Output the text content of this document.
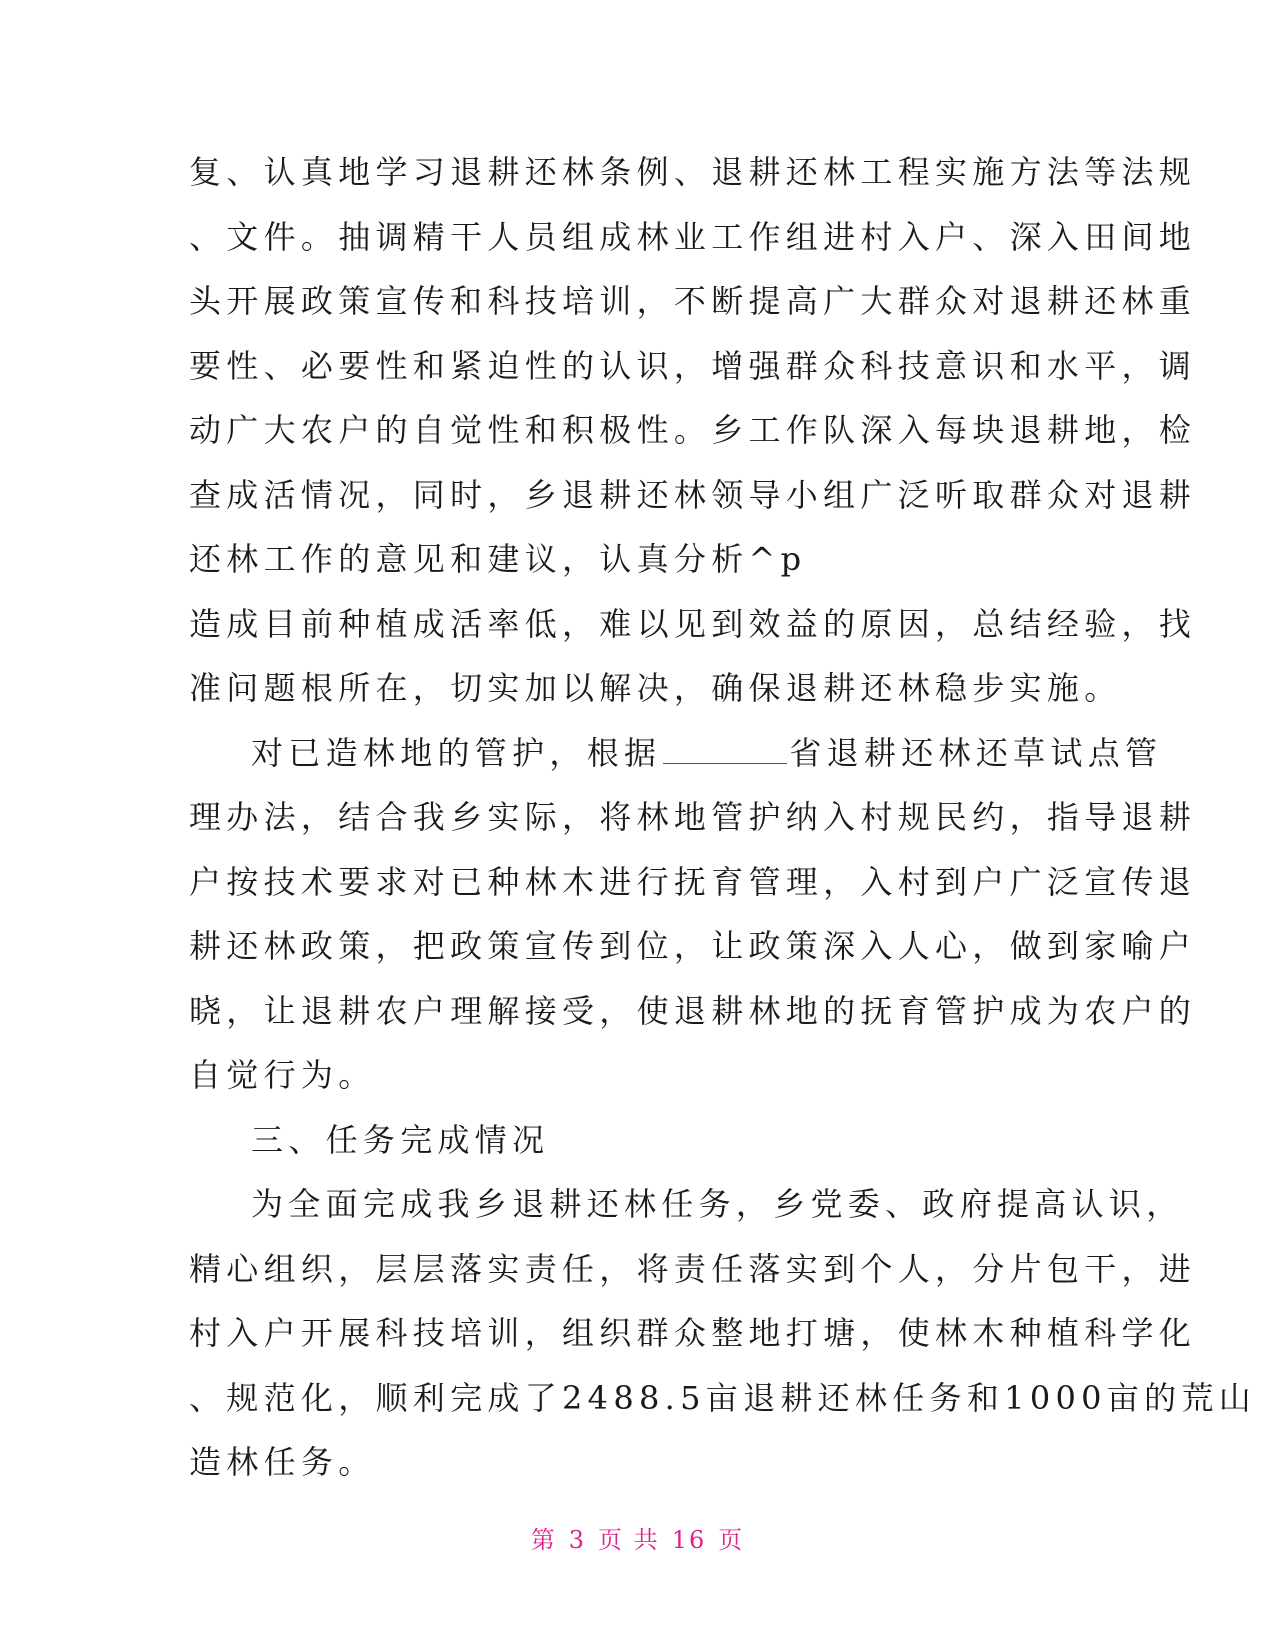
复、认真地学习退耕还林条例、退耕还林工程实施方法等法规
、文件。抽调精干人员组成林业工作组进村入户、深入田间地
头开展政策宣传和科技培训，不断提高广大群众对退耕还林重
要性、必要性和紧迫性的认识，增强群众科技意识和水平，调
动广大农户的自觉性和积极性。乡工作队深入每块退耕地，检
查成活情况，同时，乡退耕还林领导小组广泛听取群众对退耕
还林工作的意见和建议，认真分析^p
造成目前种植成活率低，难以见到效益的原因，总结经验，找
准问题根所在，切实加以解决，确保退耕还林稳步实施。
对已造林地的管护，根据	省退耕还林还草试点管
理办法，结合我乡实际，将林地管护纳入村规民约，指导退耕
户按技术要求对已种林木进行抚育管理，入村到户广泛宣传退
耕还林政策，把政策宣传到位，让政策深入人心，做到家喻户
晓，让退耕农户理解接受，使退耕林地的抚育管护成为农户的
自觉行为。
三、任务完成情况
为全面完成我乡退耕还林任务，乡党委、政府提高认识，
精心组织，层层落实责任，将责任落实到个人，分片包干，进
村入户开展科技培训，组织群众整地打塘，使林木种植科学化
、规范化，顺利完成了2488.5亩退耕还林任务和1000亩的荒山
造林任务。
第 3 页 共 16 页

= = = =

Transcribe the full listing character for character. Pictures are excluded.

Output the text content of this document.
复、认真地学习退耕还林条例、退耕还林工程实施方法等法规
、文件。抽调精干人员组成林业工作组进村入户、深入田间地
头开展政策宣传和科技培训，不断提高广大群众对退耕还林重
要性、必要性和紧迫性的认识，增强群众科技意识和水平，调
动广大农户的自觉性和积极性。乡工作队深入每块退耕地，检
查成活情况，同时，乡退耕还林领导小组广泛听取群众对退耕
还林工作的意见和建议，认真分析^p
造成目前种植成活率低，难以见到效益的原因，总结经验，找
准问题根所在，切实加以解决，确保退耕还林稳步实施。
对已造林地的管护，根据	省退耕还林还草试点管
理办法，结合我乡实际，将林地管护纳入村规民约，指导退耕
户按技术要求对已种林木进行抚育管理，入村到户广泛宣传退
耕还林政策，把政策宣传到位，让政策深入人心，做到家喻户
晓，让退耕农户理解接受，使退耕林地的抚育管护成为农户的
自觉行为。
三、任务完成情况
为全面完成我乡退耕还林任务，乡党委、政府提高认识，
精心组织，层层落实责任，将责任落实到个人，分片包干，进
村入户开展科技培训，组织群众整地打塘，使林木种植科学化
、规范化，顺利完成了2488.5亩退耕还林任务和1000亩的荒山
造林任务。
第 3 页 共 16 页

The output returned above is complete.